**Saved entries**
* * * * * * * * *
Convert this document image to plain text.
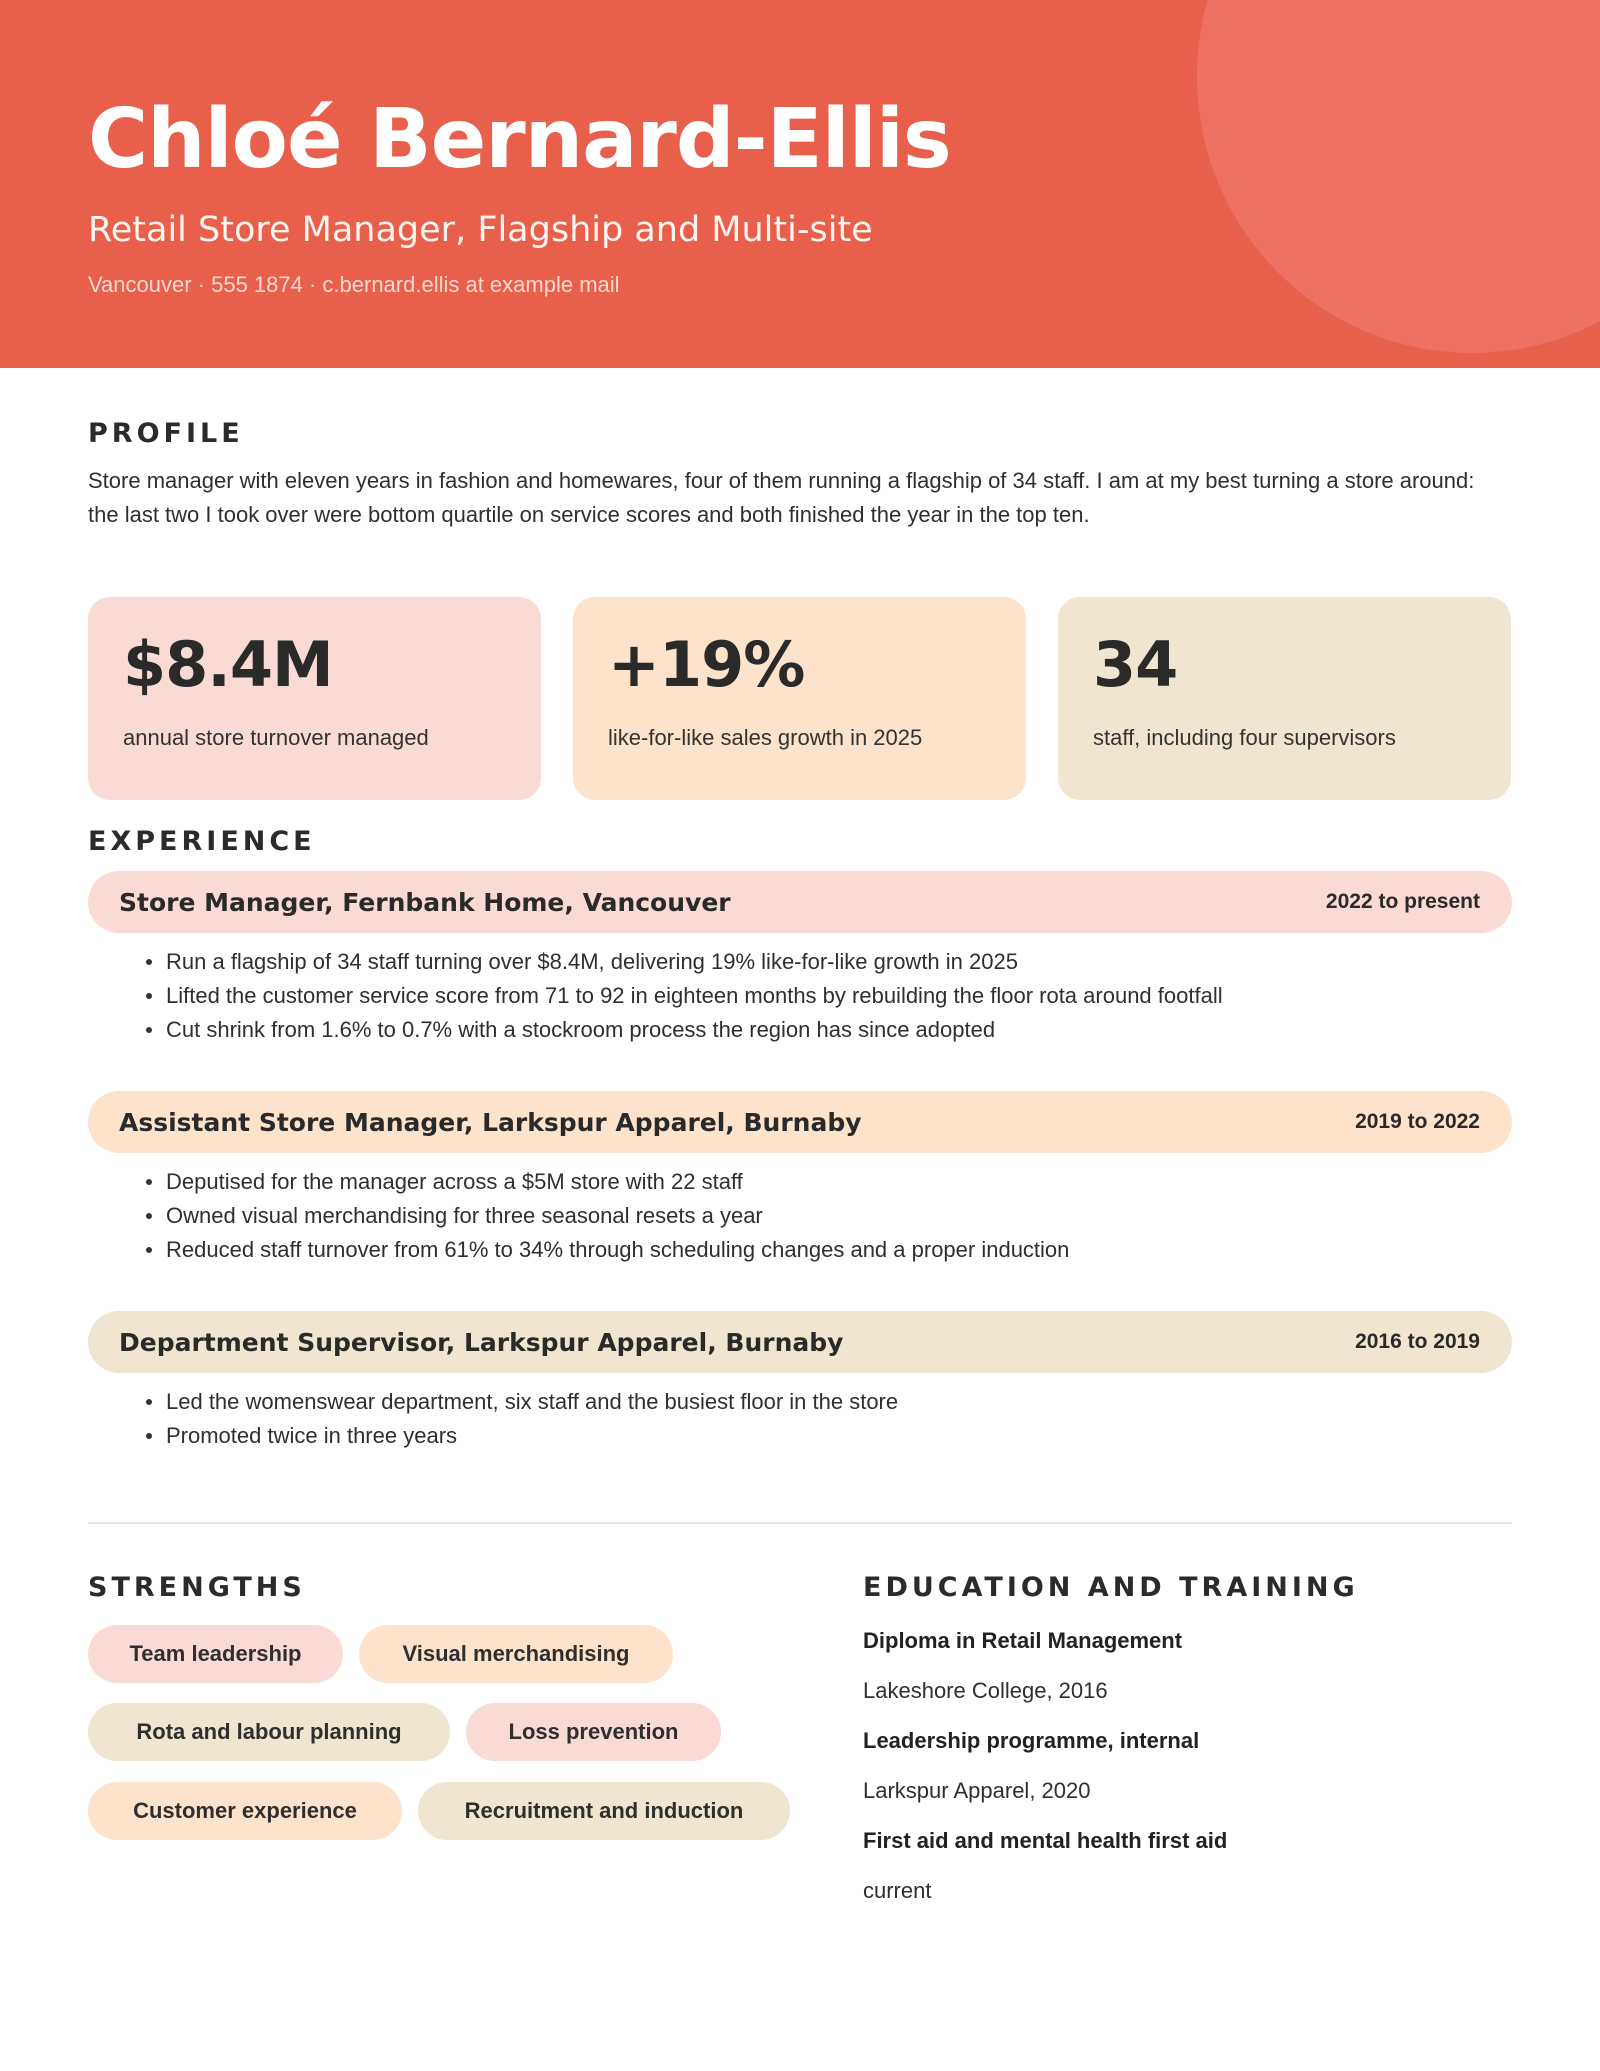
Chloé Bernard-Ellis
Retail Store Manager, Flagship and Multi-site
Vancouver · 555 1874 · c.bernard.ellis at example mail
PROFILE
Store manager with eleven years in fashion and homewares, four of them running a flagship of 34 staff. I am at my best turning a store around: the last two I took over were bottom quartile on service scores and both finished the year in the top ten.
$8.4M
annual store turnover managed
+19%
like-for-like sales growth in 2025
34
staff, including four supervisors
EXPERIENCE
Store Manager, Fernbank Home, Vancouver	2022 to present
Run a flagship of 34 staff turning over $8.4M, delivering 19% like-for-like growth in 2025
Lifted the customer service score from 71 to 92 in eighteen months by rebuilding the floor rota around footfall
Cut shrink from 1.6% to 0.7% with a stockroom process the region has since adopted
Assistant Store Manager, Larkspur Apparel, Burnaby	2019 to 2022
Deputised for the manager across a $5M store with 22 staff
Owned visual merchandising for three seasonal resets a year
Reduced staff turnover from 61% to 34% through scheduling changes and a proper induction
Department Supervisor, Larkspur Apparel, Burnaby	2016 to 2019
Led the womenswear department, six staff and the busiest floor in the store
Promoted twice in three years
STRENGTHS
Team leadership	Visual merchandising
Rota and labour planning	Loss prevention
Customer experience	Recruitment and induction
EDUCATION AND TRAINING
Diploma in Retail Management
Lakeshore College, 2016
Leadership programme, internal
Larkspur Apparel, 2020
First aid and mental health first aid
current
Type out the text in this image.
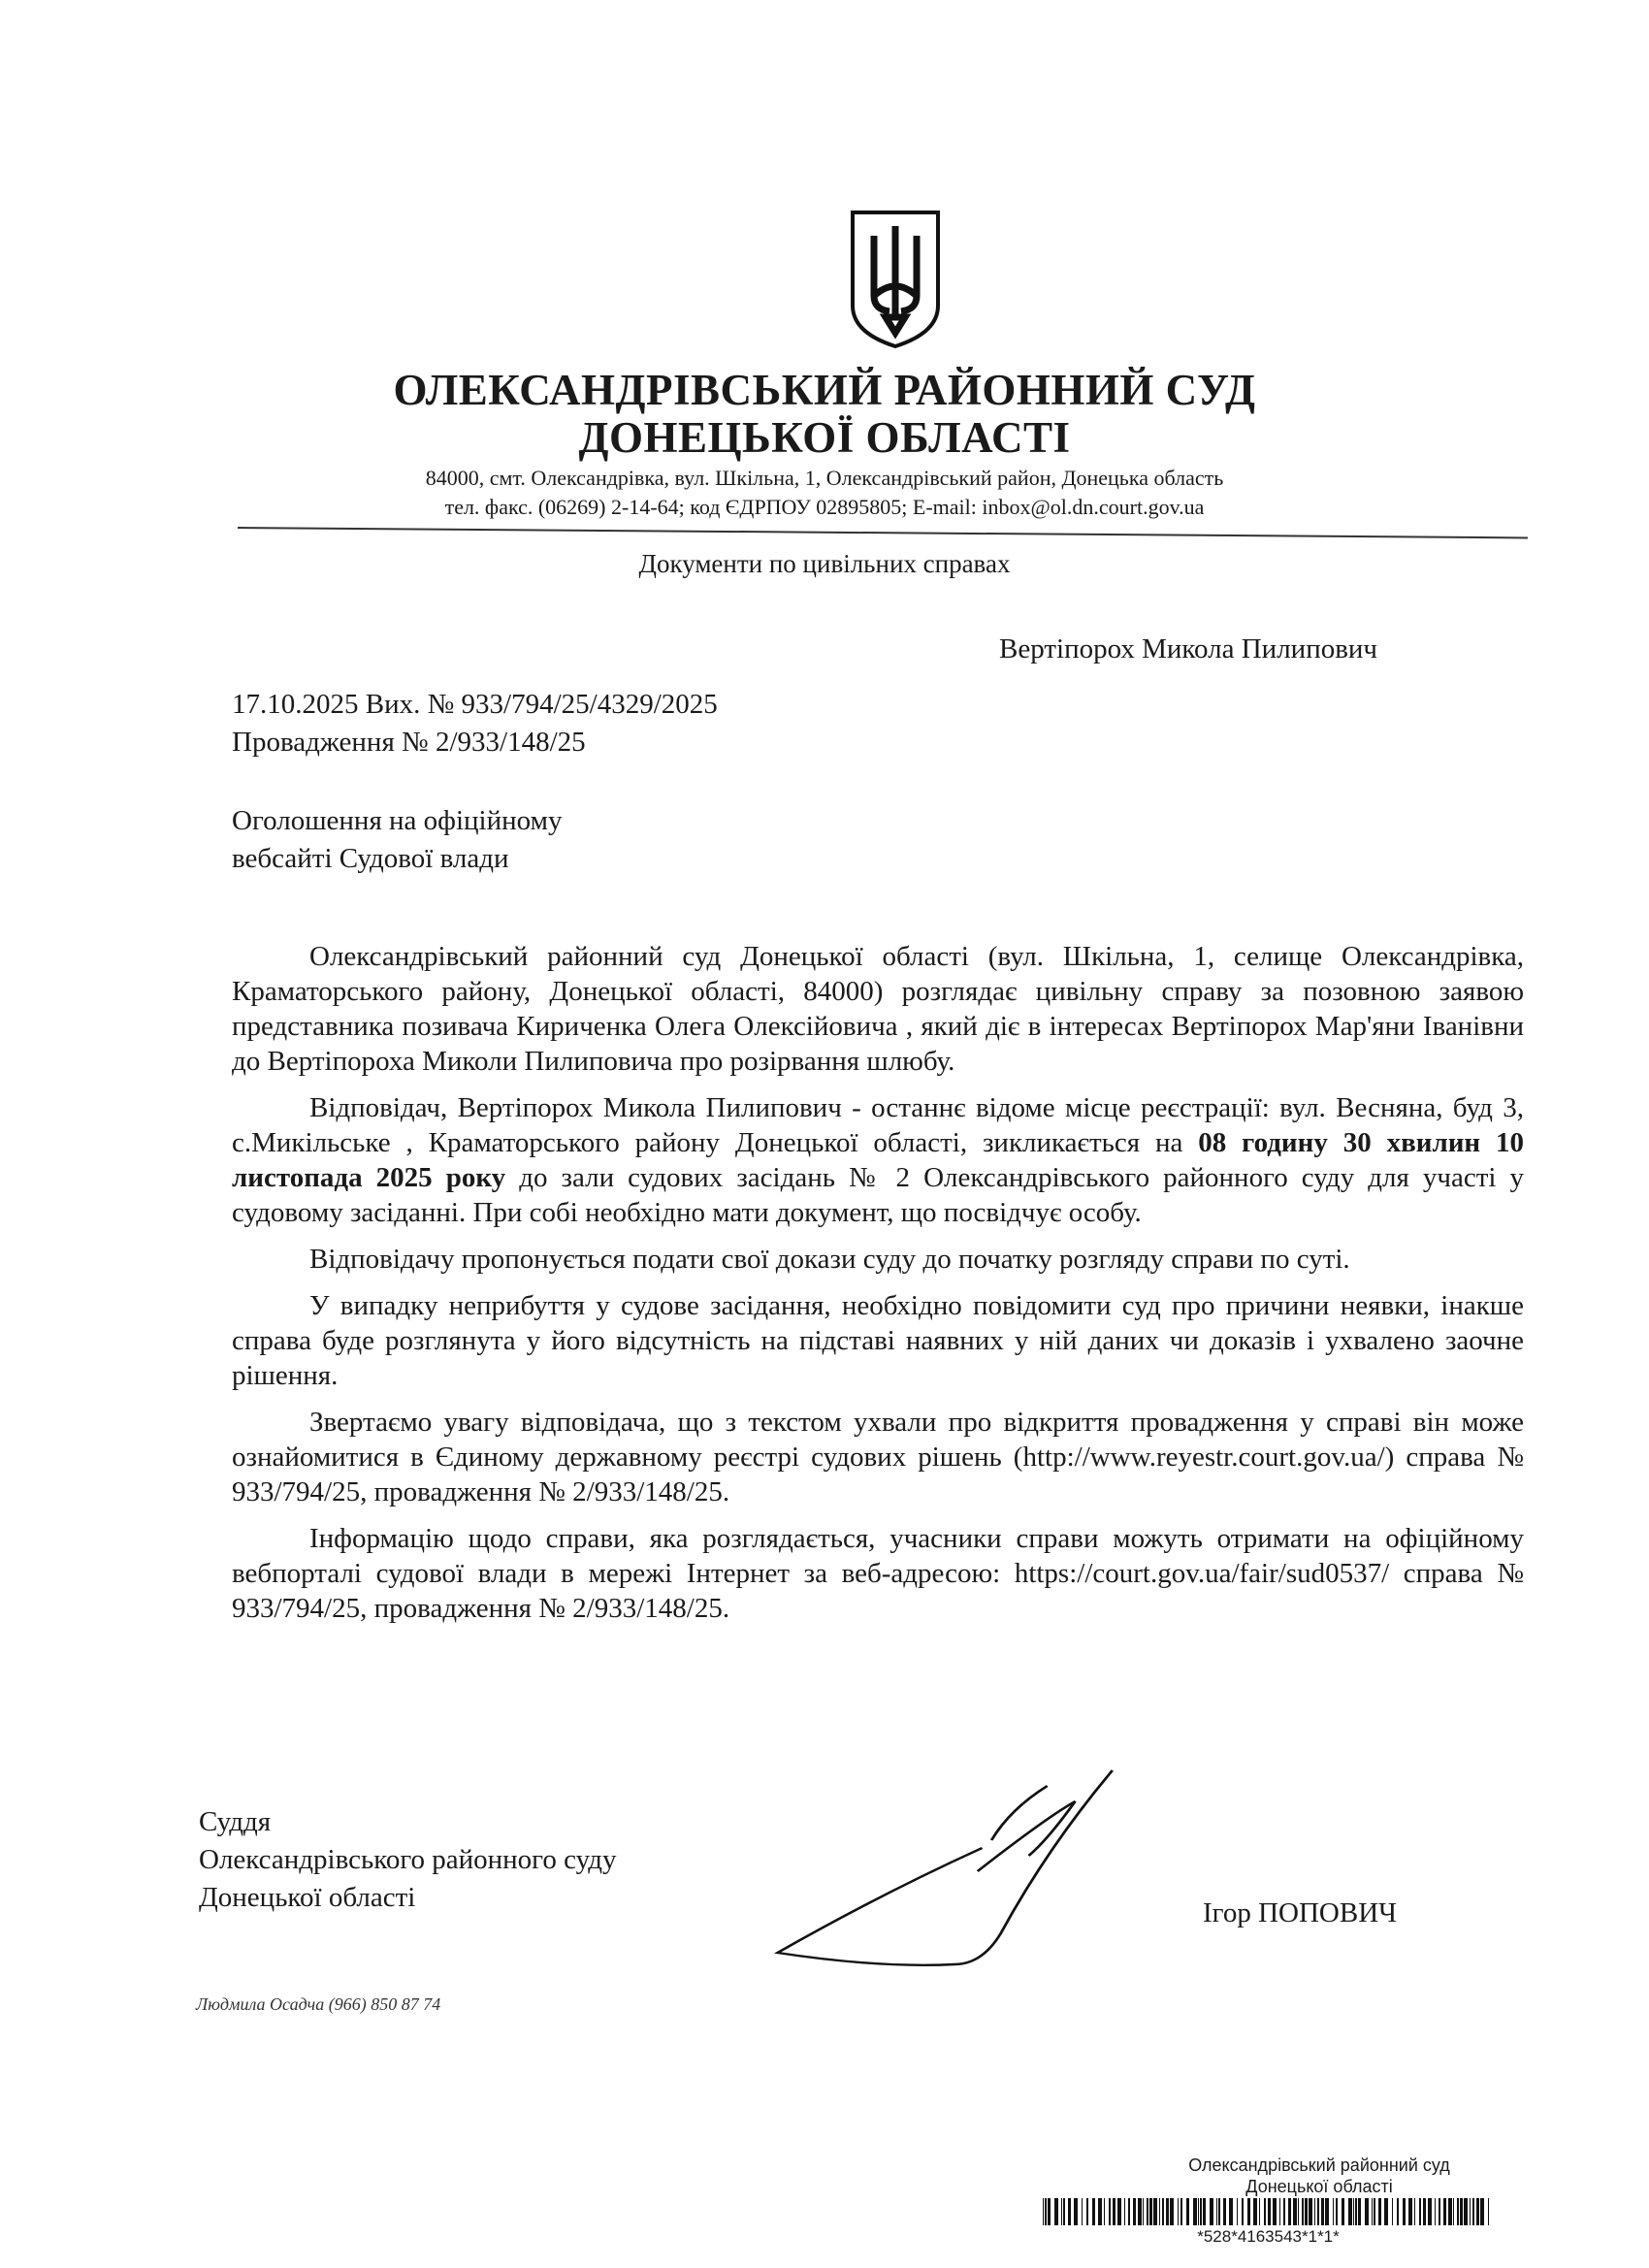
ОЛЕКСАНДРІВСЬКИЙ РАЙОННИЙ СУД
ДОНЕЦЬКОЇ ОБЛАСТІ
84000, смт. Олександрівка, вул. Шкільна, 1, Олександрівський район, Донецька область
тел. факс. (06269) 2-14-64; код ЄДРПОУ 02895805; E-mail: inbox@ol.dn.court.gov.ua
Документи по цивільних справах
Вертіпорох Микола Пилипович
17.10.2025 Вих. № 933/794/25/4329/2025
Провадження № 2/933/148/25
Оголошення на офіційному
вебсайті Судової влади

Олександрівський районний суд Донецької області (вул. Шкільна, 1, селище Олександрівка, Краматорського району, Донецької області, 84000) розглядає цивільну справу за позовною заявою представника позивача Кириченка Олега Олексійовича , який діє в інтересах Вертіпорох Мар'яни Іванівни до Вертіпороха Миколи Пилиповича про розірвання шлюбу.

Відповідач, Вертіпорох Микола Пилипович - останнє відоме місце реєстрації: вул. Весняна, буд 3, с.Микільське , Краматорського району Донецької області, зикликається на 08 годину 30 хвилин 10 листопада 2025 року до зали судових засідань № 2 Олександрівського районного суду для участі у судовому засіданні. При собі необхідно мати документ, що посвідчує особу.

Відповідачу пропонується подати свої докази суду до початку розгляду справи по суті.

У випадку неприбуття у судове засідання, необхідно повідомити суд про причини неявки, інакше справа буде розглянута у його відсутність на підставі наявних у ній даних чи доказів і ухвалено заочне рішення.

Звертаємо увагу відповідача, що з текстом ухвали про відкриття провадження у справі він може ознайомитися в Єдиному державному реєстрі судових рішень (http://www.reyestr.court.gov.ua/) справа № 933/794/25, провадження № 2/933/148/25.

Інформацію щодо справи, яка розглядається, учасники справи можуть отримати на офіційному вебпорталі судової влади в мережі Інтернет за веб-адресою: https://court.gov.ua/fair/sud0537/ справа № 933/794/25, провадження № 2/933/148/25.

Суддя
Олександрівського районного суду
Донецької області	Ігор ПОПОВИЧ
Людмила Осадча (966) 850 87 74
Олександрівський районний суд
Донецької області
*528*4163543*1*1*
* * * * * * * * *
Read the entries above, then pull out the lines that include "from".

Lifted the customer service score from 71 to 92 in eighteen months by rebuilding the floor rota around footfall
Cut shrink from 1.6% to 0.7% with a stockroom process the region has since adopted
Reduced staff turnover from 61% to 34% through scheduling changes and a proper induction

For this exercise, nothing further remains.